+++ Given entries +++

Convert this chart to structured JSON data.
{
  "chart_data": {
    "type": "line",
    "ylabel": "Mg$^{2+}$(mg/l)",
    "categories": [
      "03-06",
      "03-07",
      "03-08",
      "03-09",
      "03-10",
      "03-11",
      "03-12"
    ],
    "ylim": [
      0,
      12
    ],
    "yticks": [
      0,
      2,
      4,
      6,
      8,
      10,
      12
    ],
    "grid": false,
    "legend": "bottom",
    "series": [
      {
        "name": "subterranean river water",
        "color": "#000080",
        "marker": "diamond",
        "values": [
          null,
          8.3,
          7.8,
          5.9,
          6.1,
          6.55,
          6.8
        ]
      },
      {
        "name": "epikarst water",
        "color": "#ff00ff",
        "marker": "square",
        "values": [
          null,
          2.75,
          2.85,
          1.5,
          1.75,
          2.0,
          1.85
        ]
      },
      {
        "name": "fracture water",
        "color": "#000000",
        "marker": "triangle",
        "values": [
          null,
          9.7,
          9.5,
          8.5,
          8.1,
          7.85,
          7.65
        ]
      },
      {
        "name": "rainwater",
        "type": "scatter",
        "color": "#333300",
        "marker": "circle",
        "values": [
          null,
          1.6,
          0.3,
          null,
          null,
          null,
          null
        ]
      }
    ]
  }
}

+++
+++ Given entries +++

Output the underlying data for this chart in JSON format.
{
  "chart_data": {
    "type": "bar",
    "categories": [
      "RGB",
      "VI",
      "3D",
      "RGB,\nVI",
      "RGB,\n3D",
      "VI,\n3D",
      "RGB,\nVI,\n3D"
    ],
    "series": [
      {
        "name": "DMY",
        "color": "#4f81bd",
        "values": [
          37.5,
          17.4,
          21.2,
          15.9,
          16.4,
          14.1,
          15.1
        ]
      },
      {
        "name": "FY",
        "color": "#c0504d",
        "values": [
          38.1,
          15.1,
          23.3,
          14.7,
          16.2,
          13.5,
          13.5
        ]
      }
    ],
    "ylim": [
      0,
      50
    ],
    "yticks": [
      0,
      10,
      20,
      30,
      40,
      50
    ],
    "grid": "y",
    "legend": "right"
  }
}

+++

**Task requirements**. Find all the lines containing "color" in the material, then copy them.

**Exercise output**.
        "color": "#000080",
        "color": "#ff00ff",
        "color": "#000000",
        "color": "#333300",
        "color": "#4f81bd",
        "color": "#c0504d",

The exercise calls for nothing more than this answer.